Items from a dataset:
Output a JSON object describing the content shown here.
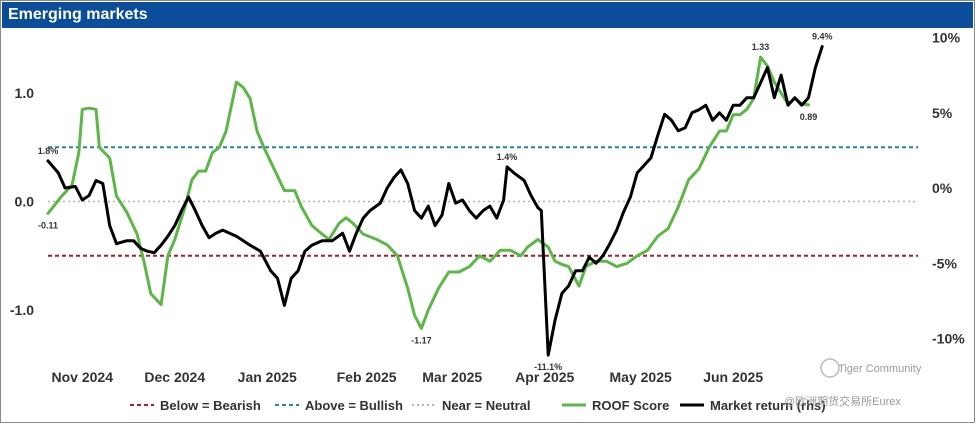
{
  "header": {
    "title": "Emerging markets"
  },
  "colors": {
    "header_bg": "#0b4d9b",
    "roof": "#5cb747",
    "market": "#000000",
    "bearish": "#b0192d",
    "bullish": "#1f7fc4",
    "neutral": "#b5b5b5"
  },
  "watermark": {
    "line1": "Tiger Community",
    "line2": "@欧洲期货交易所Eurex"
  },
  "chart_data": {
    "type": "line",
    "title": "Emerging markets",
    "left_axis": {
      "ylim": [
        -1.4,
        1.5
      ],
      "ticks": [
        1.0,
        0.0,
        -1.0
      ],
      "tick_labels": [
        "1.0",
        "0.0",
        "-1.0"
      ]
    },
    "right_axis": {
      "ylim": [
        -14.2,
        12.5
      ],
      "ticks": [
        10,
        5,
        0,
        -5,
        -10
      ],
      "tick_labels": [
        "10%",
        "5%",
        "0%",
        "-5%",
        "-10%"
      ]
    },
    "x_range": [
      0,
      256
    ],
    "x_ticks": [
      {
        "label": "Nov 2024",
        "x": 10
      },
      {
        "label": "Dec 2024",
        "x": 37
      },
      {
        "label": "Jan 2025",
        "x": 64
      },
      {
        "label": "Feb 2025",
        "x": 93
      },
      {
        "label": "Mar 2025",
        "x": 118
      },
      {
        "label": "Apr 2025",
        "x": 145
      },
      {
        "label": "May 2025",
        "x": 173
      },
      {
        "label": "Jun 2025",
        "x": 200
      }
    ],
    "reference_lines": [
      {
        "name": "Below = Bearish",
        "value": -0.5
      },
      {
        "name": "Above = Bullish",
        "value": 0.5
      },
      {
        "name": "Near = Neutral",
        "value": 0.0
      }
    ],
    "series": [
      {
        "name": "ROOF Score",
        "axis": "left",
        "points": [
          [
            0,
            -0.11
          ],
          [
            4,
            0.05
          ],
          [
            7,
            0.15
          ],
          [
            9,
            0.45
          ],
          [
            10,
            0.85
          ],
          [
            12,
            0.86
          ],
          [
            14,
            0.85
          ],
          [
            15,
            0.5
          ],
          [
            18,
            0.4
          ],
          [
            20,
            0.05
          ],
          [
            23,
            -0.1
          ],
          [
            26,
            -0.3
          ],
          [
            28,
            -0.55
          ],
          [
            30,
            -0.85
          ],
          [
            33,
            -0.95
          ],
          [
            35,
            -0.5
          ],
          [
            37,
            -0.35
          ],
          [
            40,
            -0.05
          ],
          [
            42,
            0.2
          ],
          [
            44,
            0.28
          ],
          [
            46,
            0.28
          ],
          [
            48,
            0.45
          ],
          [
            50,
            0.5
          ],
          [
            52,
            0.65
          ],
          [
            55,
            1.1
          ],
          [
            57,
            1.05
          ],
          [
            59,
            0.95
          ],
          [
            61,
            0.65
          ],
          [
            63,
            0.5
          ],
          [
            66,
            0.3
          ],
          [
            69,
            0.1
          ],
          [
            72,
            0.1
          ],
          [
            74,
            -0.05
          ],
          [
            77,
            -0.22
          ],
          [
            80,
            -0.3
          ],
          [
            82,
            -0.35
          ],
          [
            85,
            -0.2
          ],
          [
            87,
            -0.15
          ],
          [
            89,
            -0.2
          ],
          [
            92,
            -0.3
          ],
          [
            96,
            -0.35
          ],
          [
            99,
            -0.4
          ],
          [
            102,
            -0.5
          ],
          [
            105,
            -0.8
          ],
          [
            107,
            -1.05
          ],
          [
            109,
            -1.17
          ],
          [
            111,
            -1.0
          ],
          [
            114,
            -0.8
          ],
          [
            117,
            -0.65
          ],
          [
            120,
            -0.65
          ],
          [
            123,
            -0.6
          ],
          [
            126,
            -0.5
          ],
          [
            129,
            -0.55
          ],
          [
            132,
            -0.45
          ],
          [
            135,
            -0.45
          ],
          [
            138,
            -0.5
          ],
          [
            140,
            -0.42
          ],
          [
            143,
            -0.35
          ],
          [
            146,
            -0.42
          ],
          [
            148,
            -0.55
          ],
          [
            150,
            -0.58
          ],
          [
            152,
            -0.6
          ],
          [
            155,
            -0.78
          ],
          [
            157,
            -0.6
          ],
          [
            160,
            -0.55
          ],
          [
            163,
            -0.55
          ],
          [
            166,
            -0.6
          ],
          [
            169,
            -0.57
          ],
          [
            172,
            -0.5
          ],
          [
            175,
            -0.45
          ],
          [
            178,
            -0.32
          ],
          [
            181,
            -0.25
          ],
          [
            184,
            -0.05
          ],
          [
            187,
            0.2
          ],
          [
            190,
            0.3
          ],
          [
            193,
            0.5
          ],
          [
            196,
            0.65
          ],
          [
            198,
            0.65
          ],
          [
            200,
            0.8
          ],
          [
            202,
            0.8
          ],
          [
            204,
            0.85
          ],
          [
            206,
            0.95
          ],
          [
            208,
            1.33
          ],
          [
            210,
            1.25
          ],
          [
            212,
            1.1
          ],
          [
            214,
            1.0
          ],
          [
            216,
            0.9
          ],
          [
            218,
            0.95
          ],
          [
            220,
            0.9
          ],
          [
            222,
            0.89
          ]
        ]
      },
      {
        "name": "Market return (rhs)",
        "axis": "right",
        "points": [
          [
            0,
            1.8
          ],
          [
            3,
            1.0
          ],
          [
            5,
            0.0
          ],
          [
            8,
            0.1
          ],
          [
            10,
            -0.8
          ],
          [
            12,
            -0.5
          ],
          [
            14,
            0.5
          ],
          [
            16,
            0.3
          ],
          [
            18,
            -2.5
          ],
          [
            20,
            -3.7
          ],
          [
            23,
            -3.5
          ],
          [
            25,
            -3.5
          ],
          [
            27,
            -4.0
          ],
          [
            29,
            -4.2
          ],
          [
            31,
            -4.3
          ],
          [
            33,
            -3.8
          ],
          [
            35,
            -3.2
          ],
          [
            37,
            -2.5
          ],
          [
            39,
            -1.5
          ],
          [
            41,
            -0.6
          ],
          [
            43,
            -1.5
          ],
          [
            45,
            -2.5
          ],
          [
            47,
            -3.3
          ],
          [
            49,
            -3.0
          ],
          [
            51,
            -2.8
          ],
          [
            53,
            -3.0
          ],
          [
            55,
            -3.2
          ],
          [
            57,
            -3.5
          ],
          [
            59,
            -3.8
          ],
          [
            62,
            -4.2
          ],
          [
            65,
            -5.5
          ],
          [
            67,
            -6.0
          ],
          [
            69,
            -7.8
          ],
          [
            71,
            -6.0
          ],
          [
            73,
            -5.5
          ],
          [
            75,
            -4.2
          ],
          [
            77,
            -3.8
          ],
          [
            80,
            -3.5
          ],
          [
            83,
            -3.5
          ],
          [
            86,
            -3.0
          ],
          [
            88,
            -4.2
          ],
          [
            90,
            -3.0
          ],
          [
            92,
            -2.0
          ],
          [
            94,
            -1.5
          ],
          [
            97,
            -1.0
          ],
          [
            99,
            0.0
          ],
          [
            101,
            0.7
          ],
          [
            103,
            1.2
          ],
          [
            105,
            0.3
          ],
          [
            107,
            -1.5
          ],
          [
            109,
            -2.0
          ],
          [
            111,
            -1.2
          ],
          [
            113,
            -2.5
          ],
          [
            115,
            -1.8
          ],
          [
            117,
            0.3
          ],
          [
            119,
            -1.0
          ],
          [
            121,
            -0.8
          ],
          [
            123,
            -1.5
          ],
          [
            125,
            -2.0
          ],
          [
            127,
            -1.5
          ],
          [
            129,
            -1.2
          ],
          [
            131,
            -2.0
          ],
          [
            133,
            -0.8
          ],
          [
            134,
            1.4
          ],
          [
            136,
            1.0
          ],
          [
            139,
            0.5
          ],
          [
            141,
            -0.5
          ],
          [
            143,
            -1.3
          ],
          [
            144,
            -1.5
          ],
          [
            146,
            -11.1
          ],
          [
            148,
            -8.8
          ],
          [
            150,
            -7.0
          ],
          [
            152,
            -6.5
          ],
          [
            154,
            -5.5
          ],
          [
            156,
            -5.5
          ],
          [
            158,
            -4.6
          ],
          [
            160,
            -5.0
          ],
          [
            162,
            -4.5
          ],
          [
            164,
            -3.7
          ],
          [
            166,
            -2.8
          ],
          [
            168,
            -1.6
          ],
          [
            170,
            -0.6
          ],
          [
            172,
            1.0
          ],
          [
            174,
            1.5
          ],
          [
            176,
            2.0
          ],
          [
            178,
            3.5
          ],
          [
            180,
            4.9
          ],
          [
            182,
            4.5
          ],
          [
            184,
            3.8
          ],
          [
            186,
            4.0
          ],
          [
            188,
            5.0
          ],
          [
            190,
            5.2
          ],
          [
            192,
            5.5
          ],
          [
            194,
            4.5
          ],
          [
            196,
            5.0
          ],
          [
            198,
            4.5
          ],
          [
            200,
            5.5
          ],
          [
            202,
            5.5
          ],
          [
            204,
            6.0
          ],
          [
            206,
            6.0
          ],
          [
            208,
            7.0
          ],
          [
            210,
            8.0
          ],
          [
            212,
            6.0
          ],
          [
            214,
            7.5
          ],
          [
            216,
            5.5
          ],
          [
            218,
            6.0
          ],
          [
            220,
            5.5
          ],
          [
            222,
            6.0
          ],
          [
            224,
            8.0
          ],
          [
            226,
            9.4
          ]
        ]
      }
    ],
    "annotations": [
      {
        "label": "1.8%",
        "x": 0,
        "y": 1.8,
        "axis": "right",
        "pos": "above"
      },
      {
        "label": "-0.11",
        "x": 0,
        "y": -0.11,
        "axis": "left",
        "pos": "below"
      },
      {
        "label": "1.4%",
        "x": 134,
        "y": 1.4,
        "axis": "right",
        "pos": "above"
      },
      {
        "label": "-1.17",
        "x": 109,
        "y": -1.17,
        "axis": "left",
        "pos": "below"
      },
      {
        "label": "-11.1%",
        "x": 146,
        "y": -11.1,
        "axis": "right",
        "pos": "below"
      },
      {
        "label": "1.33",
        "x": 208,
        "y": 1.33,
        "axis": "left",
        "pos": "above"
      },
      {
        "label": "9.4%",
        "x": 226,
        "y": 9.4,
        "axis": "right",
        "pos": "above"
      },
      {
        "label": "0.89",
        "x": 222,
        "y": 0.89,
        "axis": "left",
        "pos": "below"
      }
    ],
    "legend": {
      "placement": "bottom",
      "items": [
        {
          "label": "Below = Bearish",
          "style": "dotted",
          "color": "#b0192d"
        },
        {
          "label": "Above = Bullish",
          "style": "dotted",
          "color": "#1f7fc4"
        },
        {
          "label": "Near = Neutral",
          "style": "dotted",
          "color": "#b5b5b5"
        },
        {
          "label": "ROOF Score",
          "style": "solid",
          "color": "#5cb747"
        },
        {
          "label": "Market return (rhs)",
          "style": "solid",
          "color": "#000000"
        }
      ]
    }
  }
}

Goal:
Copy out each line of the material that holds the word "Emerging".

Reply to the exercise:
    "title": "Emerging markets"
    "title": "Emerging markets",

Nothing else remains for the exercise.